▸ Work to do
Give the number of lines containing "collection" in this listing, with no other words.

— START Stored data —

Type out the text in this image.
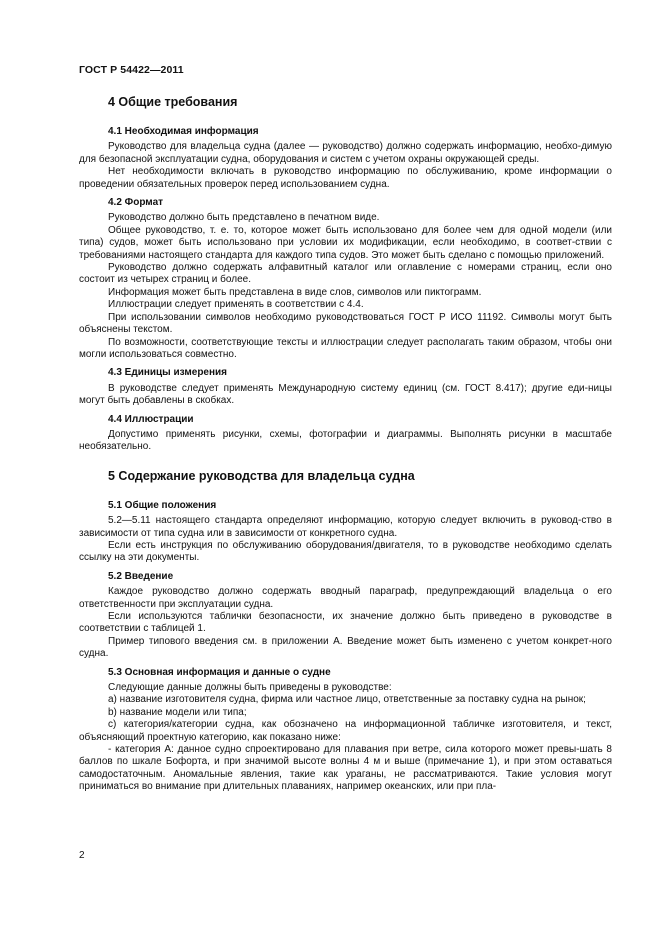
ГОСТ Р 54422—2011
4 Общие требования
4.1 Необходимая информация

Руководство для владельца судна (далее — руководство) должно содержать информацию, необхо-димую для безопасной эксплуатации судна, оборудования и систем с учетом охраны окружающей среды.

Нет необходимости включать в руководство информацию по обслуживанию, кроме информации о проведении обязательных проверок перед использованием судна.

4.2 Формат

Руководство должно быть представлено в печатном виде.

Общее руководство, т. е. то, которое может быть использовано для более чем для одной модели (или типа) судов, может быть использовано при условии их модификации, если необходимо, в соответ-ствии с требованиями настоящего стандарта для каждого типа судов. Это может быть сделано с помощью приложений.

Руководство должно содержать алфавитный каталог или оглавление с номерами страниц, если оно состоит из четырех страниц и более.

Информация может быть представлена в виде слов, символов или пиктограмм.

Иллюстрации следует применять в соответствии с 4.4.

При использовании символов необходимо руководствоваться ГОСТ Р ИСО 11192. Символы могут быть объяснены текстом.

По возможности, соответствующие тексты и иллюстрации следует располагать таким образом, чтобы они могли использоваться совместно.

4.3 Единицы измерения

В руководстве следует применять Международную систему единиц (см. ГОСТ 8.417); другие еди-ницы могут быть добавлены в скобках.

4.4 Иллюстрации

Допустимо применять рисунки, схемы, фотографии и диаграммы. Выполнять рисунки в масштабе необязательно.

5 Содержание руководства для владельца судна
5.1 Общие положения

5.2—5.11 настоящего стандарта определяют информацию, которую следует включить в руковод-ство в зависимости от типа судна или в зависимости от конкретного судна.

Если есть инструкция по обслуживанию оборудования/двигателя, то в руководстве необходимо сделать ссылку на эти документы.

5.2 Введение

Каждое руководство должно содержать вводный параграф, предупреждающий владельца о его ответственности при эксплуатации судна.

Если используются таблички безопасности, их значение должно быть приведено в руководстве в соответствии с таблицей 1.

Пример типового введения см. в приложении А. Введение может быть изменено с учетом конкрет-ного судна.

5.3 Основная информация и данные о судне

Следующие данные должны быть приведены в руководстве:

а) название изготовителя судна, фирма или частное лицо, ответственные за поставку судна на рынок;

b) название модели или типа;

с) категория/категории судна, как обозначено на информационной табличке изготовителя, и текст, объясняющий проектную категорию, как показано ниже:

- категория А: данное судно спроектировано для плавания при ветре, сила которого может превы-шать 8 баллов по шкале Бофорта, и при значимой высоте волны 4 м и выше (примечание 1), и при этом оставаться самодостаточным. Аномальные явления, такие как ураганы, не рассматриваются. Такие условия могут приниматься во внимание при длительных плаваниях, например океанских, или при пла-

2
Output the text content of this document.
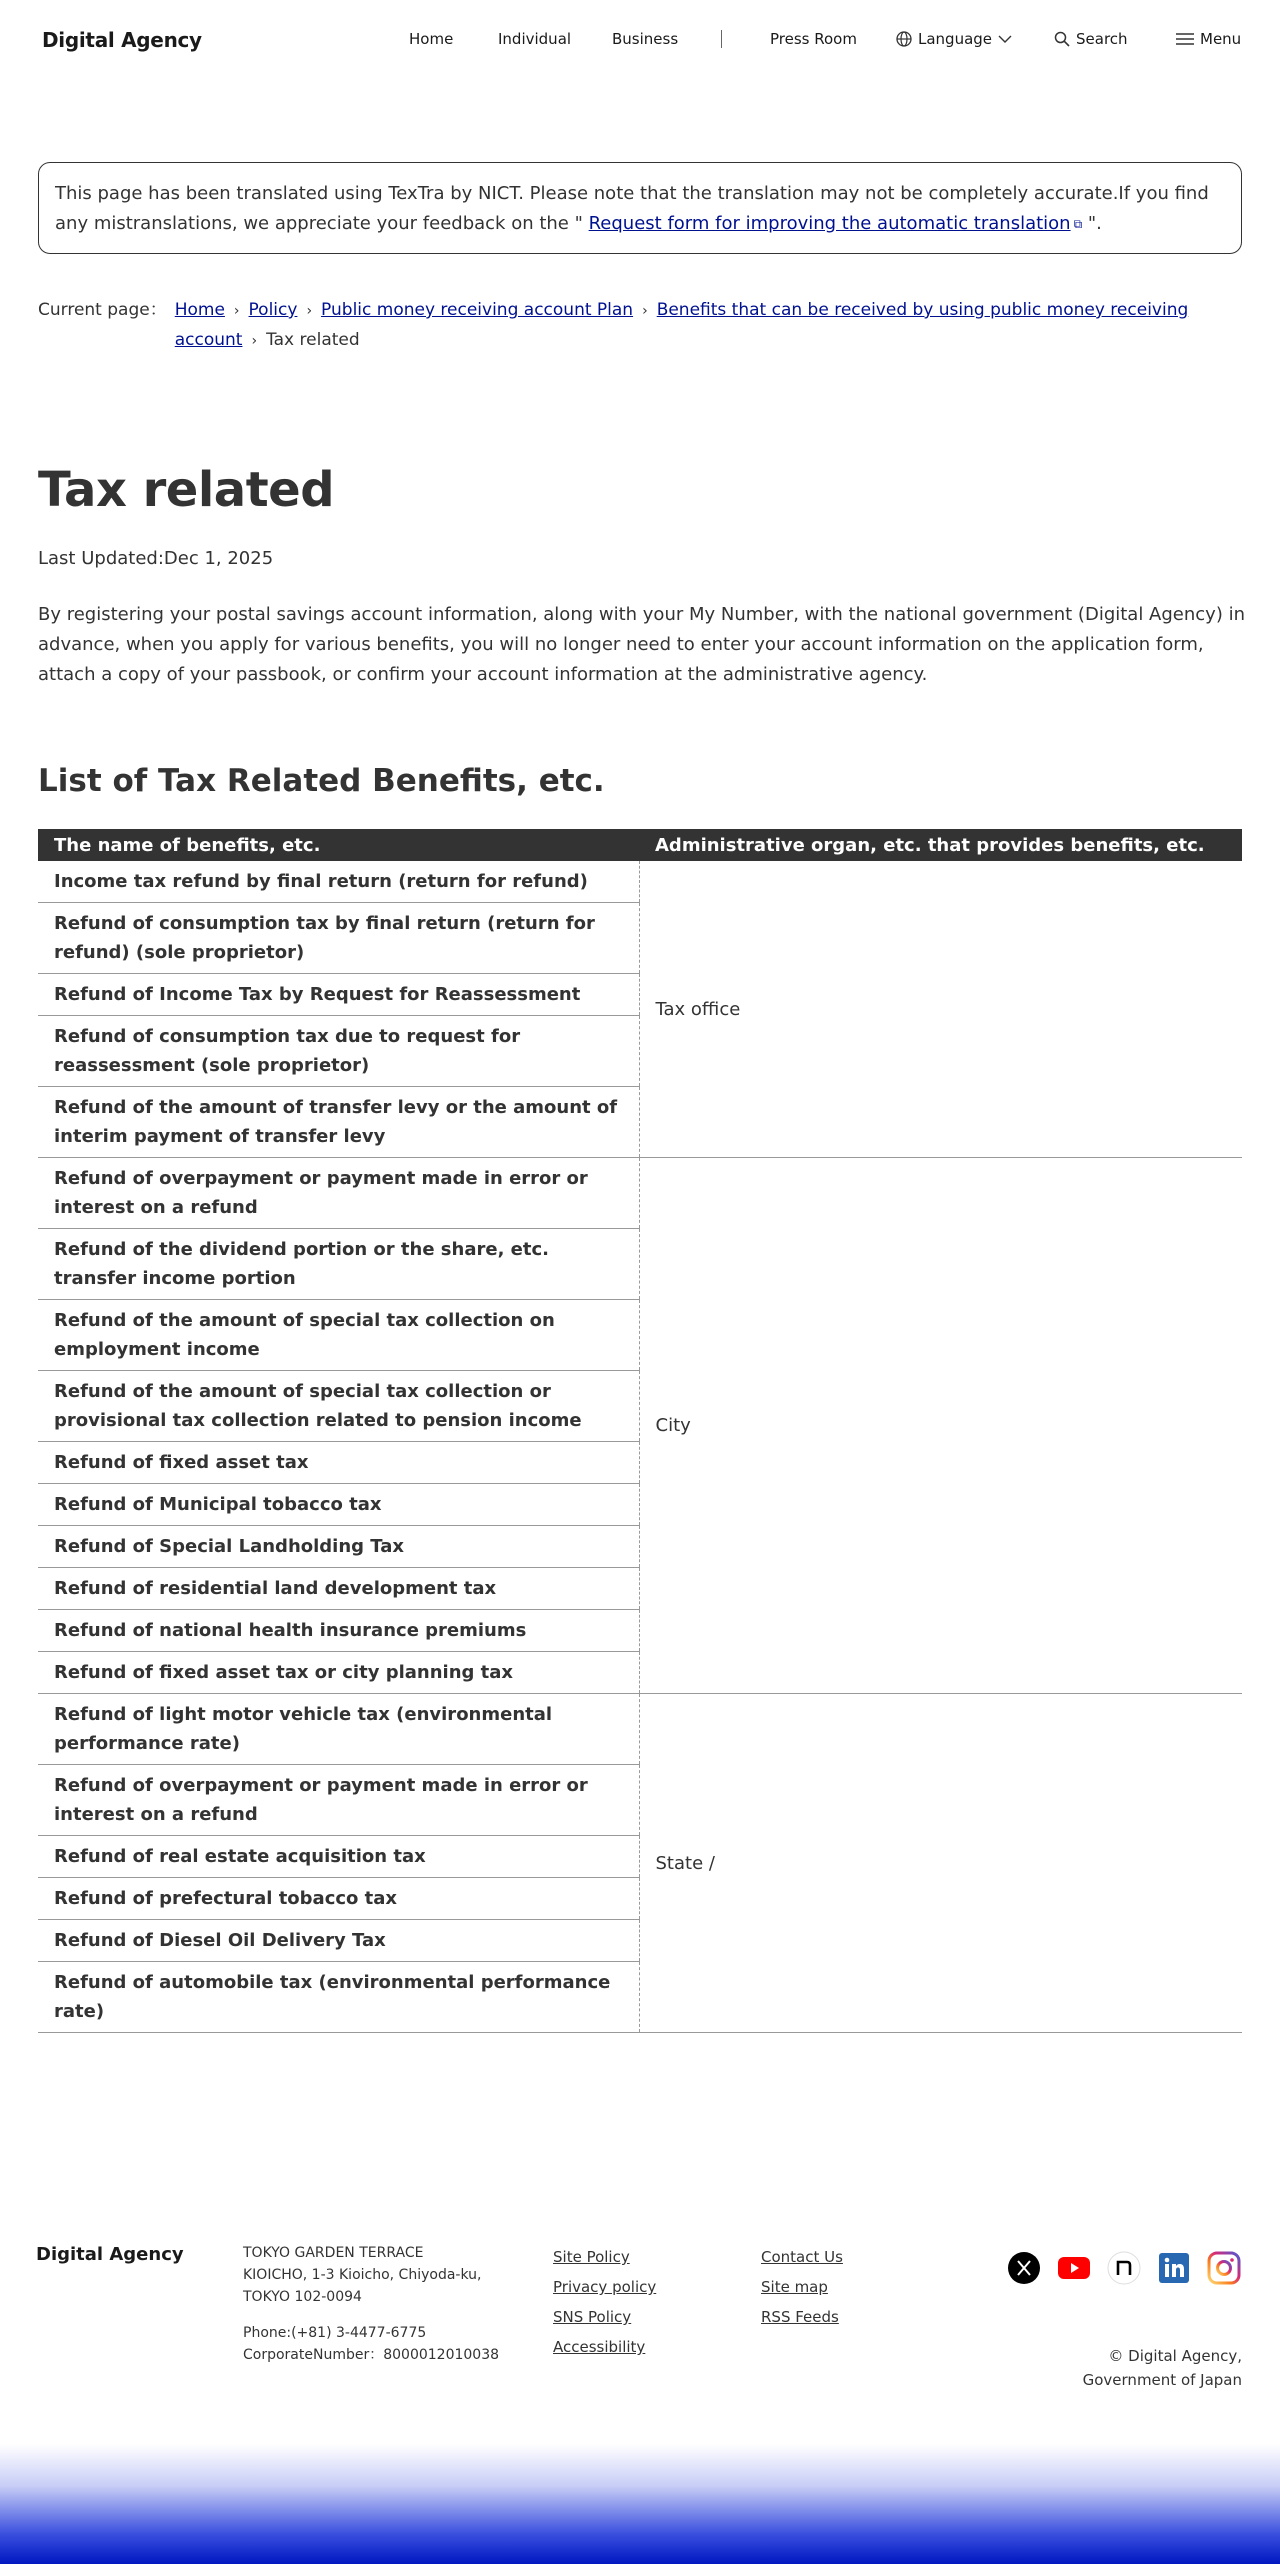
Digital Agency	Home	Individual	Business	Press Room	Language	Search	Menu
This page has been translated using TexTra by NICT. Please note that the translation may not be completely accurate.If you find any mistranslations, we appreciate your feedback on the " Request form for improving the automatic translation ⧉ ".
Current page： Home › Policy › Public money receiving account Plan › Benefits that can be received by using public money receiving account › Tax related
Tax related

Last Updated:Dec 1, 2025

By registering your postal savings account information, along with your My Number, with the national government (Digital Agency) in advance, when you apply for various benefits, you will no longer need to enter your account information on the application form, attach a copy of your passbook, or confirm your account information at the administrative agency.

List of Tax Related Benefits, etc.
The name of benefits, etc.	Administrative organ, etc. that provides benefits, etc.
Income tax refund by final return (return for refund)	Tax office
Refund of consumption tax by final return (return for refund) (sole proprietor)	
Refund of Income Tax by Request for Reassessment	
Refund of consumption tax due to request for reassessment (sole proprietor)	
Refund of the amount of transfer levy or the amount of interim payment of transfer levy	
Refund of overpayment or payment made in error or interest on a refund	City
Refund of the dividend portion or the share, etc. transfer income portion	
Refund of the amount of special tax collection on employment income	
Refund of the amount of special tax collection or provisional tax collection related to pension income	
Refund of fixed asset tax	
Refund of Municipal tobacco tax	
Refund of Special Landholding Tax	
Refund of residential land development tax	
Refund of national health insurance premiums	
Refund of fixed asset tax or city planning tax	
Refund of light motor vehicle tax (environmental performance rate)	State /
Refund of overpayment or payment made in error or interest on a refund	
Refund of real estate acquisition tax	
Refund of prefectural tobacco tax	
Refund of Diesel Oil Delivery Tax	
Refund of automobile tax (environmental performance rate)	
Digital Agency	TOKYO GARDEN TERRACE
KIOICHO, 1-3 Kioicho, Chiyoda-ku,
TOKYO 102-0094
Phone:(+81) 3-4477-6775
CorporateNumber：8000012010038
Site Policy
Privacy policy
SNS Policy
Accessibility
Contact Us
Site map
RSS Feeds
© Digital Agency,
Government of Japan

— END Stored data —

▸ Answer below
2